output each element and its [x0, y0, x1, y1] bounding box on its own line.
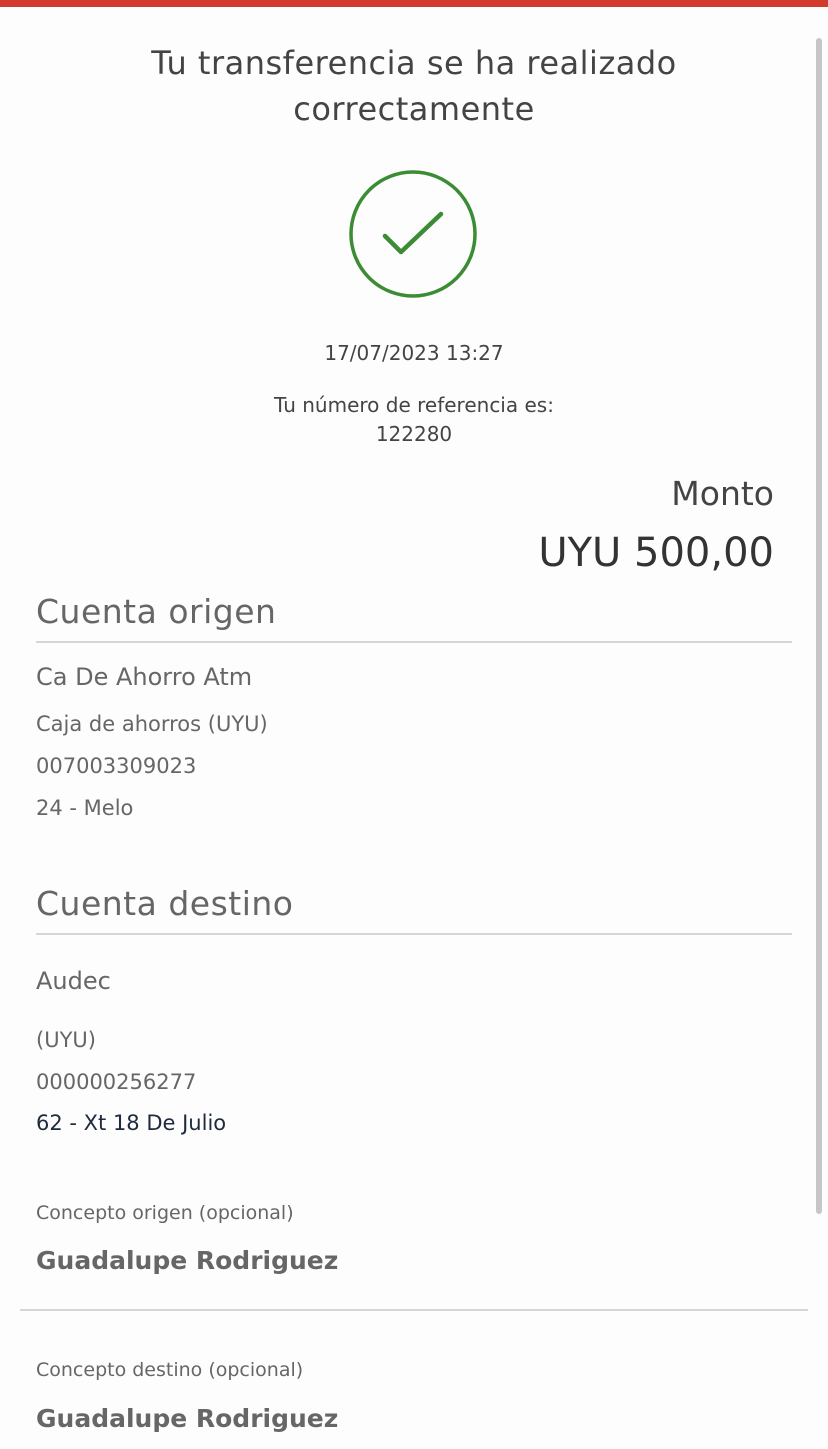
concept-divider — [20, 1309, 808, 1311]
accent-bar — [0, 0, 828, 7]
check-circle-icon — [349, 170, 479, 304]
destination-divider — [36, 933, 792, 935]
destination-concept-value: Guadalupe Rodriguez — [36, 1404, 339, 1433]
destination-account-number: 000000256277 — [36, 1070, 197, 1094]
origin-concept-value: Guadalupe Rodriguez — [36, 1246, 339, 1275]
destination-concept-label: Concepto destino (opcional) — [36, 1359, 304, 1381]
origin-account-name: Ca De Ahorro Atm — [36, 663, 253, 691]
amount-label: Monto — [671, 474, 774, 513]
origin-account-number: 007003309023 — [36, 754, 197, 778]
reference-label: Tu número de referencia es: — [274, 393, 554, 417]
destination-section-title: Cuenta destino — [36, 884, 294, 923]
origin-concept-label: Concepto origen (opcional) — [36, 1202, 294, 1224]
origin-divider — [36, 641, 792, 643]
title-line-2: correctamente — [293, 90, 535, 128]
origin-branch: 24 - Melo — [36, 796, 134, 820]
destination-branch: 62 - Xt 18 De Julio — [36, 1111, 227, 1135]
scrollbar[interactable] — [816, 38, 822, 1214]
origin-section-title: Cuenta origen — [36, 592, 277, 631]
transfer-datetime: 17/07/2023 13:27 — [324, 341, 504, 365]
destination-account-name: Audec — [36, 967, 111, 995]
destination-account-type: (UYU) — [36, 1028, 96, 1052]
page-title: Tu transferencia se ha realizado correct… — [100, 40, 728, 132]
reference-number: 122280 — [375, 422, 453, 446]
title-line-1: Tu transferencia se ha realizado — [151, 44, 677, 82]
origin-account-type: Caja de ahorros (UYU) — [36, 712, 268, 736]
amount-value: UYU 500,00 — [538, 530, 774, 576]
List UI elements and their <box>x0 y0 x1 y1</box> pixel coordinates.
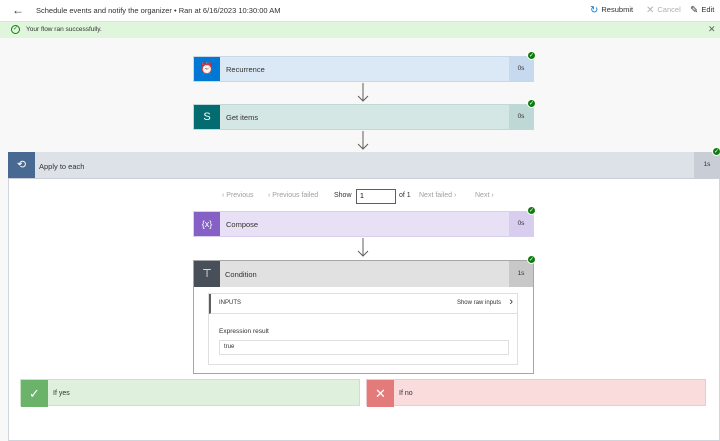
alarm-clock-icon: ⏰ <box>194 57 220 81</box>
success-check-icon: ✓ <box>527 255 536 264</box>
top-bar: ← Schedule events and notify the organiz… <box>0 0 720 22</box>
edit-button[interactable]: ✎ Edit <box>690 5 714 16</box>
condition-header[interactable]: ⊤ Condition 1s <box>194 261 533 287</box>
arrow-down-icon <box>357 83 369 102</box>
compose-icon: {x} <box>194 212 220 236</box>
step-duration: 0s <box>509 212 533 236</box>
close-icon: ✕ <box>367 380 394 407</box>
refresh-icon: ↻ <box>590 5 599 16</box>
step-compose[interactable]: {x} Compose 0s <box>193 211 534 237</box>
pencil-icon: ✎ <box>690 5 699 16</box>
checkmark-icon: ✓ <box>21 380 48 407</box>
iteration-input[interactable] <box>356 189 396 204</box>
previous-button[interactable]: ‹ Previous <box>222 192 254 199</box>
dismiss-icon[interactable]: ✕ <box>708 24 716 35</box>
success-banner: ✓ Your flow ran successfully. ✕ <box>0 22 720 38</box>
arrow-down-icon <box>357 238 369 257</box>
close-icon: ✕ <box>646 5 655 16</box>
success-check-icon: ✓ <box>527 99 536 108</box>
loop-icon: ⟲ <box>8 152 35 178</box>
show-label: Show <box>334 192 352 199</box>
show-raw-inputs-link[interactable]: Show raw inputs <box>457 300 501 306</box>
step-duration: 1s <box>509 261 533 287</box>
step-label: Recurrence <box>226 65 265 74</box>
step-duration: 0s <box>509 57 533 81</box>
step-label: Apply to each <box>39 162 85 171</box>
page-count: of 1 <box>399 192 411 199</box>
next-button[interactable]: Next › <box>475 192 494 199</box>
expression-label: Expression result <box>219 328 269 335</box>
step-get-items[interactable]: S Get items 0s <box>193 104 534 130</box>
run-title: Schedule events and notify the organizer… <box>36 6 281 15</box>
success-check-icon: ✓ <box>527 51 536 60</box>
inputs-title: INPUTS <box>219 300 242 306</box>
step-label: Get items <box>226 113 259 122</box>
step-label: Compose <box>226 220 259 229</box>
previous-failed-button[interactable]: ‹ Previous failed <box>268 192 318 199</box>
inputs-panel: INPUTS Show raw inputs › Expression resu… <box>208 293 518 365</box>
step-recurrence[interactable]: ⏰ Recurrence 0s <box>193 56 534 82</box>
iteration-pager: ‹ Previous ‹ Previous failed Show of 1 N… <box>0 189 720 205</box>
success-check-icon: ✓ <box>712 147 720 156</box>
condition-icon: ⊤ <box>194 261 220 287</box>
branch-label: If yes <box>53 390 70 397</box>
arrow-down-icon <box>357 131 369 150</box>
step-label: Condition <box>225 270 257 279</box>
step-apply-to-each[interactable]: ⟲ Apply to each 1s <box>8 152 720 179</box>
step-duration: 0s <box>509 105 533 129</box>
expression-value: true <box>219 340 509 355</box>
cancel-button[interactable]: ✕ Cancel <box>646 5 681 16</box>
resubmit-button[interactable]: ↻ Resubmit <box>590 5 633 16</box>
sharepoint-icon: S <box>194 105 220 129</box>
inputs-header[interactable]: INPUTS Show raw inputs › <box>209 294 517 314</box>
next-failed-button[interactable]: Next failed › <box>419 192 456 199</box>
success-check-icon: ✓ <box>527 206 536 215</box>
branch-label: If no <box>399 390 413 397</box>
success-message: Your flow ran successfully. <box>26 26 102 33</box>
check-circle-icon: ✓ <box>11 25 20 34</box>
branch-if-no[interactable]: ✕ If no <box>366 379 706 407</box>
back-arrow-icon[interactable]: ← <box>12 3 24 17</box>
step-condition: ⊤ Condition 1s INPUTS Show raw inputs › … <box>193 260 534 374</box>
chevron-right-icon[interactable]: › <box>509 296 513 308</box>
branch-if-yes[interactable]: ✓ If yes <box>20 379 360 407</box>
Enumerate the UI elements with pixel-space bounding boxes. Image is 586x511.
○ ○ ○ ○ ○
■ INSTRUCTIONS FOR THE TASK: Please reproduce every line of the data above verbatim, leaving the pictures out.

■ ANSWER IN FULL:
output each element and its [x0, y0, x1, y1] bounding box on its own line.
concept-divider — [20, 1309, 808, 1311]
accent-bar — [0, 0, 828, 7]
check-circle-icon — [349, 170, 479, 304]
destination-divider — [36, 933, 792, 935]
destination-concept-value: Guadalupe Rodriguez — [36, 1404, 339, 1433]
destination-account-number: 000000256277 — [36, 1070, 197, 1094]
origin-concept-value: Guadalupe Rodriguez — [36, 1246, 339, 1275]
destination-concept-label: Concepto destino (opcional) — [36, 1359, 304, 1381]
origin-account-name: Ca De Ahorro Atm — [36, 663, 253, 691]
amount-label: Monto — [671, 474, 774, 513]
origin-account-number: 007003309023 — [36, 754, 197, 778]
reference-label: Tu número de referencia es: — [274, 393, 554, 417]
destination-section-title: Cuenta destino — [36, 884, 294, 923]
origin-concept-label: Concepto origen (opcional) — [36, 1202, 294, 1224]
origin-divider — [36, 641, 792, 643]
title-line-2: correctamente — [293, 90, 535, 128]
origin-branch: 24 - Melo — [36, 796, 134, 820]
destination-branch: 62 - Xt 18 De Julio — [36, 1111, 227, 1135]
scrollbar[interactable] — [816, 38, 822, 1214]
origin-section-title: Cuenta origen — [36, 592, 277, 631]
transfer-datetime: 17/07/2023 13:27 — [324, 341, 504, 365]
destination-account-name: Audec — [36, 967, 111, 995]
destination-account-type: (UYU) — [36, 1028, 96, 1052]
page-title: Tu transferencia se ha realizado correct… — [100, 40, 728, 132]
reference-number: 122280 — [375, 422, 453, 446]
title-line-1: Tu transferencia se ha realizado — [151, 44, 677, 82]
origin-account-type: Caja de ahorros (UYU) — [36, 712, 268, 736]
amount-value: UYU 500,00 — [538, 530, 774, 576]
List UI elements and their <box>x0 y0 x1 y1</box> pixel coordinates.
alarm-clock-icon: ⏰ <box>194 57 220 81</box>
success-check-icon: ✓ <box>527 255 536 264</box>
top-bar: ← Schedule events and notify the organiz… <box>0 0 720 22</box>
edit-button[interactable]: ✎ Edit <box>690 5 714 16</box>
condition-header[interactable]: ⊤ Condition 1s <box>194 261 533 287</box>
arrow-down-icon <box>357 83 369 102</box>
compose-icon: {x} <box>194 212 220 236</box>
step-duration: 0s <box>509 212 533 236</box>
close-icon: ✕ <box>367 380 394 407</box>
refresh-icon: ↻ <box>590 5 599 16</box>
step-compose[interactable]: {x} Compose 0s <box>193 211 534 237</box>
pencil-icon: ✎ <box>690 5 699 16</box>
checkmark-icon: ✓ <box>21 380 48 407</box>
iteration-input[interactable] <box>356 189 396 204</box>
previous-button[interactable]: ‹ Previous <box>222 192 254 199</box>
dismiss-icon[interactable]: ✕ <box>708 24 716 35</box>
success-banner: ✓ Your flow ran successfully. ✕ <box>0 22 720 38</box>
arrow-down-icon <box>357 238 369 257</box>
close-icon: ✕ <box>646 5 655 16</box>
success-check-icon: ✓ <box>527 99 536 108</box>
loop-icon: ⟲ <box>8 152 35 178</box>
show-label: Show <box>334 192 352 199</box>
show-raw-inputs-link[interactable]: Show raw inputs <box>457 300 501 306</box>
step-duration: 1s <box>509 261 533 287</box>
step-label: Recurrence <box>226 65 265 74</box>
step-duration: 0s <box>509 57 533 81</box>
step-label: Apply to each <box>39 162 85 171</box>
page-count: of 1 <box>399 192 411 199</box>
next-button[interactable]: Next › <box>475 192 494 199</box>
expression-label: Expression result <box>219 328 269 335</box>
step-get-items[interactable]: S Get items 0s <box>193 104 534 130</box>
run-title: Schedule events and notify the organizer… <box>36 6 281 15</box>
success-check-icon: ✓ <box>527 51 536 60</box>
inputs-title: INPUTS <box>219 300 242 306</box>
step-label: Get items <box>226 113 259 122</box>
step-label: Compose <box>226 220 259 229</box>
previous-failed-button[interactable]: ‹ Previous failed <box>268 192 318 199</box>
inputs-panel: INPUTS Show raw inputs › Expression resu… <box>208 293 518 365</box>
step-recurrence[interactable]: ⏰ Recurrence 0s <box>193 56 534 82</box>
iteration-pager: ‹ Previous ‹ Previous failed Show of 1 N… <box>0 189 720 205</box>
success-check-icon: ✓ <box>712 147 720 156</box>
condition-icon: ⊤ <box>194 261 220 287</box>
branch-label: If yes <box>53 390 70 397</box>
arrow-down-icon <box>357 131 369 150</box>
step-label: Condition <box>225 270 257 279</box>
step-apply-to-each[interactable]: ⟲ Apply to each 1s <box>8 152 720 179</box>
step-duration: 0s <box>509 105 533 129</box>
expression-value: true <box>219 340 509 355</box>
cancel-button[interactable]: ✕ Cancel <box>646 5 681 16</box>
resubmit-button[interactable]: ↻ Resubmit <box>590 5 633 16</box>
sharepoint-icon: S <box>194 105 220 129</box>
inputs-header[interactable]: INPUTS Show raw inputs › <box>209 294 517 314</box>
next-failed-button[interactable]: Next failed › <box>419 192 456 199</box>
success-check-icon: ✓ <box>527 206 536 215</box>
branch-label: If no <box>399 390 413 397</box>
success-message: Your flow ran successfully. <box>26 26 102 33</box>
check-circle-icon: ✓ <box>11 25 20 34</box>
branch-if-no[interactable]: ✕ If no <box>366 379 706 407</box>
back-arrow-icon[interactable]: ← <box>12 3 24 17</box>
step-condition: ⊤ Condition 1s INPUTS Show raw inputs › … <box>193 260 534 374</box>
chevron-right-icon[interactable]: › <box>509 296 513 308</box>
branch-if-yes[interactable]: ✓ If yes <box>20 379 360 407</box>
Enumerate the UI elements with pixel-space bounding boxes. Image is 586x511.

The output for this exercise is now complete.